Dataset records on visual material
- - - - -
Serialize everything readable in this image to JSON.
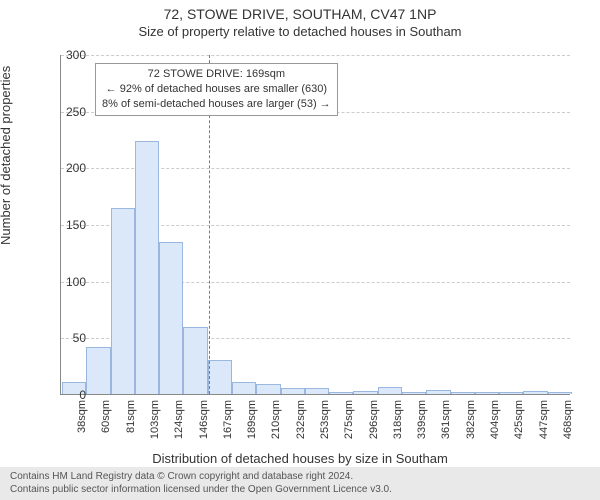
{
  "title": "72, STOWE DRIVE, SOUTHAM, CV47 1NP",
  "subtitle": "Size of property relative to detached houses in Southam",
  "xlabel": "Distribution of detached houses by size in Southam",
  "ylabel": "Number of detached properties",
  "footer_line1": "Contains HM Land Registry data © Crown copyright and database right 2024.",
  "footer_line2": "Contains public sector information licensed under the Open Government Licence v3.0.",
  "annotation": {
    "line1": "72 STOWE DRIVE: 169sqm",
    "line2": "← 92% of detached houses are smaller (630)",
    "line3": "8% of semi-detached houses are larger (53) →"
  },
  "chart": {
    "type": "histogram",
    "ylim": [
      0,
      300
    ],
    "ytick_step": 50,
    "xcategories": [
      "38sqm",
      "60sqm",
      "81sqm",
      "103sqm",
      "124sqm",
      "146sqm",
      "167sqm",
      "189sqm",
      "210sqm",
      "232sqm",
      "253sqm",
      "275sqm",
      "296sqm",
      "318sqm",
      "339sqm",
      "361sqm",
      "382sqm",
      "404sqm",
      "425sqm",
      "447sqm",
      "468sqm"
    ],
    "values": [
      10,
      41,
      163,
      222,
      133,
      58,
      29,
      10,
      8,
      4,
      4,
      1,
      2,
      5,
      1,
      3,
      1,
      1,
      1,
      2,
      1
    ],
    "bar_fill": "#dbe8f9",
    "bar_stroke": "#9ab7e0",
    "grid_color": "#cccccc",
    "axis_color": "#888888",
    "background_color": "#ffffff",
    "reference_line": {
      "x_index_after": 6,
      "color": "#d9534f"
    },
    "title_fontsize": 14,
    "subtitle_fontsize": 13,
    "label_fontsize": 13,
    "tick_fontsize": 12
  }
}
- - - - -
• _WHAT THE EXERCISE ASKS_
Retype every record above exactly as written, but leave out the pictures.

• _FINISHED ANSWER_
Serialize everything readable in this image to JSON.
{
  "title": "72, STOWE DRIVE, SOUTHAM, CV47 1NP",
  "subtitle": "Size of property relative to detached houses in Southam",
  "xlabel": "Distribution of detached houses by size in Southam",
  "ylabel": "Number of detached properties",
  "footer_line1": "Contains HM Land Registry data © Crown copyright and database right 2024.",
  "footer_line2": "Contains public sector information licensed under the Open Government Licence v3.0.",
  "annotation": {
    "line1": "72 STOWE DRIVE: 169sqm",
    "line2": "← 92% of detached houses are smaller (630)",
    "line3": "8% of semi-detached houses are larger (53) →"
  },
  "chart": {
    "type": "histogram",
    "ylim": [
      0,
      300
    ],
    "ytick_step": 50,
    "xcategories": [
      "38sqm",
      "60sqm",
      "81sqm",
      "103sqm",
      "124sqm",
      "146sqm",
      "167sqm",
      "189sqm",
      "210sqm",
      "232sqm",
      "253sqm",
      "275sqm",
      "296sqm",
      "318sqm",
      "339sqm",
      "361sqm",
      "382sqm",
      "404sqm",
      "425sqm",
      "447sqm",
      "468sqm"
    ],
    "values": [
      10,
      41,
      163,
      222,
      133,
      58,
      29,
      10,
      8,
      4,
      4,
      1,
      2,
      5,
      1,
      3,
      1,
      1,
      1,
      2,
      1
    ],
    "bar_fill": "#dbe8f9",
    "bar_stroke": "#9ab7e0",
    "grid_color": "#cccccc",
    "axis_color": "#888888",
    "background_color": "#ffffff",
    "reference_line": {
      "x_index_after": 6,
      "color": "#d9534f"
    },
    "title_fontsize": 14,
    "subtitle_fontsize": 13,
    "label_fontsize": 13,
    "tick_fontsize": 12
  }
}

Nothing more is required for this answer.